◆ DESCRIPTION OF THE TASK ◆
For each statement below, decide whether it agrees with the forum thread on the quality manual, and answer yes or no with the deciding words of the thread quoted exactly. 1. Jennifer Kirley is used to seeing definitions given as footnotes rather than in the Definition section. 2. BradM asks whether Good Documentation Practices are addressed. 3. One post says the quality manual it encloses was written for a pharmaceutical company.

◆ PROVIDED TEXT ◆
I also attach the process map and quality policy statements as two appendixes of this manual.
Thanking you in advance.
Jennifer Kirley
19th October 2006, 10:44 AM
I'm used to seeing actual definitions in the Definition section instead of as footnotes.

You can leave out phrases like "in compliance with ISO 9000:2005" and just write that which complies.

I understand you are still adding things like procedure numbers in 8-5-3 and 1. Company history?

Any other comments out there?
BradM
19th October 2006, 11:02 AM
Hello!

A couple of things I noticed. Not sure if 21CFR11, regarding electronic records/signature (electronic records) is an issue with your regulatory body. If you do, that may need to be addressed. You may address that in your lower level validation procedures; I'm not sure.

3.2, where you have a statement of inserting relevant industry requirements, seems to be a very broad and comprehensive statement. Do you need to have that there (do you want to try to accomplish that there?) You seem to have addressed most of the referenced requirements throughout your policy (validation, GMP, calibration, records, etc.)

What about Good Documentation Practices? Is that addressed?

Just some things I saw.
Jim Wynne
19th October 2006, 11:22 AM
Dear All,
Encosed is the quality manual I have written for a pharmaceutical company in the field of chemotherapetical products, I need your feedbacks!

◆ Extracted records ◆

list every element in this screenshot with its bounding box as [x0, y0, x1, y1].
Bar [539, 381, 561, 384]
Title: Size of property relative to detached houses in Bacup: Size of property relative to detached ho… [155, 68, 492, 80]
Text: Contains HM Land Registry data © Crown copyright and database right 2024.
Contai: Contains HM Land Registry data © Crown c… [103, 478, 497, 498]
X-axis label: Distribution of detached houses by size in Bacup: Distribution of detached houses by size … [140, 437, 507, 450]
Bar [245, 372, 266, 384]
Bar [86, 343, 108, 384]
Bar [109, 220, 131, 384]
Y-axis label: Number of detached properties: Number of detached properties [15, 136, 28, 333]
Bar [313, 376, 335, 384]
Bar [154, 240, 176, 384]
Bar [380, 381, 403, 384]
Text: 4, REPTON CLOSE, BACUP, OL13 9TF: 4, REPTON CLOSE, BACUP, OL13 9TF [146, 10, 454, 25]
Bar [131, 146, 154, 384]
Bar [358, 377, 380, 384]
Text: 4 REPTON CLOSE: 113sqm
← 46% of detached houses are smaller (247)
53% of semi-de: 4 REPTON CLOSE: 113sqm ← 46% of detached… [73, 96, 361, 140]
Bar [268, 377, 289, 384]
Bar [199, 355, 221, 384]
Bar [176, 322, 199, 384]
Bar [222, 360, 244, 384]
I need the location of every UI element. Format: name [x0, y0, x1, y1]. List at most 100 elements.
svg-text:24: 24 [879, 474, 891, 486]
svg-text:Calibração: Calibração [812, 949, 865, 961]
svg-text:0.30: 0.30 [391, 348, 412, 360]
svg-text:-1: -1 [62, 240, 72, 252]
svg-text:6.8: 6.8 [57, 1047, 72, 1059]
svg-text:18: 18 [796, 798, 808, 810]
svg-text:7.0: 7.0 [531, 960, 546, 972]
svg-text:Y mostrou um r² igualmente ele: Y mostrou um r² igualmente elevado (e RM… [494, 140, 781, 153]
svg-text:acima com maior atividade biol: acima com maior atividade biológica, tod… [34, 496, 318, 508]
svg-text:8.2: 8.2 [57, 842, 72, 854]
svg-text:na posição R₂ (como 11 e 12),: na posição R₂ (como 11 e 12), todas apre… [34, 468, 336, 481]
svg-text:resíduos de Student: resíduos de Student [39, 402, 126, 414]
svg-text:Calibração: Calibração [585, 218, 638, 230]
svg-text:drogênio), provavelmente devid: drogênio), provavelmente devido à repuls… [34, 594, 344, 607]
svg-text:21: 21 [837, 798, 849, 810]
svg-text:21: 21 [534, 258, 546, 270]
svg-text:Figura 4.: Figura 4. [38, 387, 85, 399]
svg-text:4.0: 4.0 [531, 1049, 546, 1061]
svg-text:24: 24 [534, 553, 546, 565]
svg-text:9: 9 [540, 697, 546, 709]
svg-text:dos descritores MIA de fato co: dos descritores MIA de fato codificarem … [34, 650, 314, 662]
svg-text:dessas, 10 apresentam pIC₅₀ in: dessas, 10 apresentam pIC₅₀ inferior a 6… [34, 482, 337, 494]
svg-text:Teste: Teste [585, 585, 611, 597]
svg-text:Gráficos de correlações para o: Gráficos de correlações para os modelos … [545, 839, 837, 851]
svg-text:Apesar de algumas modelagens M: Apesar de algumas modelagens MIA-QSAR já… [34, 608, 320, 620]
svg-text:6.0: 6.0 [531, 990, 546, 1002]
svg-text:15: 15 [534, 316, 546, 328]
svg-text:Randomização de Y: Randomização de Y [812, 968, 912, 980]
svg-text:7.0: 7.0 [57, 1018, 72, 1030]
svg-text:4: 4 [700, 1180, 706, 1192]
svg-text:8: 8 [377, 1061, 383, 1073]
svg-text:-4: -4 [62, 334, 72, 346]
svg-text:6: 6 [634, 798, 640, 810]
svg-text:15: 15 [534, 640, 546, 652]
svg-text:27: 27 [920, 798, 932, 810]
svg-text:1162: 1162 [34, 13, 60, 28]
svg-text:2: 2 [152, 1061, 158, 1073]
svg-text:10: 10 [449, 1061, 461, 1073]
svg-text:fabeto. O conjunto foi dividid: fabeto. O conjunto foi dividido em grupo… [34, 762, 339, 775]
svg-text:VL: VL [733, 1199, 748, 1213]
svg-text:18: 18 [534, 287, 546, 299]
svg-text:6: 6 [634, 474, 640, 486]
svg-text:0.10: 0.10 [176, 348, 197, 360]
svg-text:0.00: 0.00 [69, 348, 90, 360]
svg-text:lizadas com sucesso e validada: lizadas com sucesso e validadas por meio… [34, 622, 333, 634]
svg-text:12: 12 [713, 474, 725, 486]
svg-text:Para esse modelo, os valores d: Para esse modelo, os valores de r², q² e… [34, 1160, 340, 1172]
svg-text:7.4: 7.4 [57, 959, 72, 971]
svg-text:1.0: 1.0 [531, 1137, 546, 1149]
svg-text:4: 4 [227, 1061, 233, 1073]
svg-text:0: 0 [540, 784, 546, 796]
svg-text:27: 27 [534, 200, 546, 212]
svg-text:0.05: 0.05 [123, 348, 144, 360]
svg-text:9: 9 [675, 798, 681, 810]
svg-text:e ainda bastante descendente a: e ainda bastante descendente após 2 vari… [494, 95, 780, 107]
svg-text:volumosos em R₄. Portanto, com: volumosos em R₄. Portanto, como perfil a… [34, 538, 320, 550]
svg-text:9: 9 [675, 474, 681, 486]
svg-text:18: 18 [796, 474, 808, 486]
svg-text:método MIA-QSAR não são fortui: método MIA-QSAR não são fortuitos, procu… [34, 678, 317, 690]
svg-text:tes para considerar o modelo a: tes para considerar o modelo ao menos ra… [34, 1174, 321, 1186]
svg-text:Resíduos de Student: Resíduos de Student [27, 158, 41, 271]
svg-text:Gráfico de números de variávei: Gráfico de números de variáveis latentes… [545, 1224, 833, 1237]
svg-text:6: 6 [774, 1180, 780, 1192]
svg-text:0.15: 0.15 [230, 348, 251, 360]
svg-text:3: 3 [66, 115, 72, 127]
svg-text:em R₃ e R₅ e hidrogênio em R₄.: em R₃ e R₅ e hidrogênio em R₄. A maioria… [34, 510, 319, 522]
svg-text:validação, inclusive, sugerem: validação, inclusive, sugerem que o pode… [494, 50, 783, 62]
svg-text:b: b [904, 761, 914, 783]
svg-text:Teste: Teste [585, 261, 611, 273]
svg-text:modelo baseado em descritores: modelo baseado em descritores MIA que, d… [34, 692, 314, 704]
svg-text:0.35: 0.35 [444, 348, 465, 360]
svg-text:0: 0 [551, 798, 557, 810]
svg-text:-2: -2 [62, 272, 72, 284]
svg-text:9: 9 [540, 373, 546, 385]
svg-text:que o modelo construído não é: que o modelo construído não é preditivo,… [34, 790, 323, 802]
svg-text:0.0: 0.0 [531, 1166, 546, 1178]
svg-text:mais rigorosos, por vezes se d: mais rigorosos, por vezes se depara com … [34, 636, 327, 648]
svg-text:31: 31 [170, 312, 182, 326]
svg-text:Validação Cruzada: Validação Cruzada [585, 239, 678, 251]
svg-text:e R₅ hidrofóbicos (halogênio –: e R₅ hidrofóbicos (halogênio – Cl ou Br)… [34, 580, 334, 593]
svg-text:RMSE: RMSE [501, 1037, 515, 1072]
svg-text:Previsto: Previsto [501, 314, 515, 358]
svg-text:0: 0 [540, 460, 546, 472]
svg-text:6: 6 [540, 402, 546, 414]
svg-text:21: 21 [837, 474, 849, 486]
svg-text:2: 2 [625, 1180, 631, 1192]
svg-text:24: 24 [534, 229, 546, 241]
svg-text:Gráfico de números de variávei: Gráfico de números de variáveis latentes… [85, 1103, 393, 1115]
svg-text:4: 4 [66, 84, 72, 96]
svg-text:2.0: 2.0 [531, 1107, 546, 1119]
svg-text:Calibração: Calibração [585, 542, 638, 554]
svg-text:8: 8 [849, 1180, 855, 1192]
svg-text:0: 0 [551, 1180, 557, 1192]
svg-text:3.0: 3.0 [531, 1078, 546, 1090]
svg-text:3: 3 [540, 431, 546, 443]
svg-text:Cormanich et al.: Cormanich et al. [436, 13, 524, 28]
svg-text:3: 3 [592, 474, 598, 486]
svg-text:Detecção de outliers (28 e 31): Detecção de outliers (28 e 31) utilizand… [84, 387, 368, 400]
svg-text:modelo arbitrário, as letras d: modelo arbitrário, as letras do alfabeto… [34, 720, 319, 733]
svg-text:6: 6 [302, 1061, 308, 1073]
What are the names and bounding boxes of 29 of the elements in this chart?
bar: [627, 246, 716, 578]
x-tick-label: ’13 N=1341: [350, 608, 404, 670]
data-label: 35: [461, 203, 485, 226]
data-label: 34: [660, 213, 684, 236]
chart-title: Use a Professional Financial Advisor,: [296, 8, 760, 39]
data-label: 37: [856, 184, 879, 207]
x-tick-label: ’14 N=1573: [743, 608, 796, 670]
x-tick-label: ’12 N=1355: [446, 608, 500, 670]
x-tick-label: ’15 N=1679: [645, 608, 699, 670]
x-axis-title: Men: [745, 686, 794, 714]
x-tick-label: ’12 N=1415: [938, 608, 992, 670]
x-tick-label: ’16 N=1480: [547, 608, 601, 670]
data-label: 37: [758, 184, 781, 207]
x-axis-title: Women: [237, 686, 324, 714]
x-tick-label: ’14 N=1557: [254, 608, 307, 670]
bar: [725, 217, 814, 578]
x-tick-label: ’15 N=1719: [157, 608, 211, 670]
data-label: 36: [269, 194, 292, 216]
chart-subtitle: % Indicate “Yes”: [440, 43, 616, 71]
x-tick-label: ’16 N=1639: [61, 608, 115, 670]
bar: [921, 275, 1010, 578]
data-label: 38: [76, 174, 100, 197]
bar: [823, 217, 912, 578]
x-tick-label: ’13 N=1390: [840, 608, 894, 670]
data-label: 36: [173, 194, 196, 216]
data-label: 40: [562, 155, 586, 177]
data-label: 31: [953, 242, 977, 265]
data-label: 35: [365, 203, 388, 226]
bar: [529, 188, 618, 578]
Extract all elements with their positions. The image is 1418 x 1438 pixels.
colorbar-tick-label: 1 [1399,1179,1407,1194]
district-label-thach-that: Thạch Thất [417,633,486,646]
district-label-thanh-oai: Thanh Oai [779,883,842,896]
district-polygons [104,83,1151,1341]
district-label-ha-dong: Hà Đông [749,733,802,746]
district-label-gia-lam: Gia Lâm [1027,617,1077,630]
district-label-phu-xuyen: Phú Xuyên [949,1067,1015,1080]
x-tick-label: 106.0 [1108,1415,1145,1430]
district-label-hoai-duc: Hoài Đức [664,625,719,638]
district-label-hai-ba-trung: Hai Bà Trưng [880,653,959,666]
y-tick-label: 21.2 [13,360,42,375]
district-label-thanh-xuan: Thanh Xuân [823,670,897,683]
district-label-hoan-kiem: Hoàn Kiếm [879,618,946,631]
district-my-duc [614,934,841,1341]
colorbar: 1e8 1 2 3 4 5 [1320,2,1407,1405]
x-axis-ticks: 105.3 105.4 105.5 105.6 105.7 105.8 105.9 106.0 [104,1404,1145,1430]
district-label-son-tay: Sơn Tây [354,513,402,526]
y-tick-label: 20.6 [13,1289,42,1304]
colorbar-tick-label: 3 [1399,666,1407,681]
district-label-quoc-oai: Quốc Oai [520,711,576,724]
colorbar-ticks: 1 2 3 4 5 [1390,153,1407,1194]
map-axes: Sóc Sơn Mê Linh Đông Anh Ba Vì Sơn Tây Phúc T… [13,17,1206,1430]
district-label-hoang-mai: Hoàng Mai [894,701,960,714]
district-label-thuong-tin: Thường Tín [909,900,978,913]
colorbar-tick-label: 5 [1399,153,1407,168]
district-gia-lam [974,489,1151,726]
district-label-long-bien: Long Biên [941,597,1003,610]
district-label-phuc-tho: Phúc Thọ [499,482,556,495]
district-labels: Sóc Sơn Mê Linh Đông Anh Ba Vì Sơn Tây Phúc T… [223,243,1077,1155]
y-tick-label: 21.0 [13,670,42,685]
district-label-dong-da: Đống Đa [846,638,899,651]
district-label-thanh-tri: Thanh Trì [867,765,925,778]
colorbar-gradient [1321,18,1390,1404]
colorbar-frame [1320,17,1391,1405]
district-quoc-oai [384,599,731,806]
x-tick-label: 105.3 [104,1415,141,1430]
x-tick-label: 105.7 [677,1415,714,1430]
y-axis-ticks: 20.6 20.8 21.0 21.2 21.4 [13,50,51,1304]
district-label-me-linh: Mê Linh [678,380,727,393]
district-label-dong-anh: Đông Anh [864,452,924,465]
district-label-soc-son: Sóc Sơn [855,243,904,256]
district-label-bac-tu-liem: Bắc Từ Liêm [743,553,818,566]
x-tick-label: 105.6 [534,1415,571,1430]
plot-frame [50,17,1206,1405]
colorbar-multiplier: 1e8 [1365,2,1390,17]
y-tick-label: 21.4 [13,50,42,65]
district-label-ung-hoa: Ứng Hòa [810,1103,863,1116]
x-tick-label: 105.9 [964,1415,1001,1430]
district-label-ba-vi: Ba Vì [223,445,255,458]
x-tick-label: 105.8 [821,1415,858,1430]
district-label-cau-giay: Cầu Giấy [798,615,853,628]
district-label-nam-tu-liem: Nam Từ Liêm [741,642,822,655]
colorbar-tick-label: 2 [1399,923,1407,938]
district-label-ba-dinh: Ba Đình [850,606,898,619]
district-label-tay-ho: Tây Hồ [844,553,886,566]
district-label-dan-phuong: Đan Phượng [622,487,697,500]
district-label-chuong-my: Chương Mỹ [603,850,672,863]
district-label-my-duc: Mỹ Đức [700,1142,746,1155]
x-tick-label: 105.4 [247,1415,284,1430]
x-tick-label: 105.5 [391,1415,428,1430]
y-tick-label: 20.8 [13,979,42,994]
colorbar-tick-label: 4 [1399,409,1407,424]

◆ RESULT OF THE EXERCISE ◆
1. No: "I'm used to seeing actual definitions in the Definition section instead of as footnotes."
2. Yes: "What about Good Documentation Practices? Is that addressed?"
3. Yes: "I have written for a pharmaceutical company"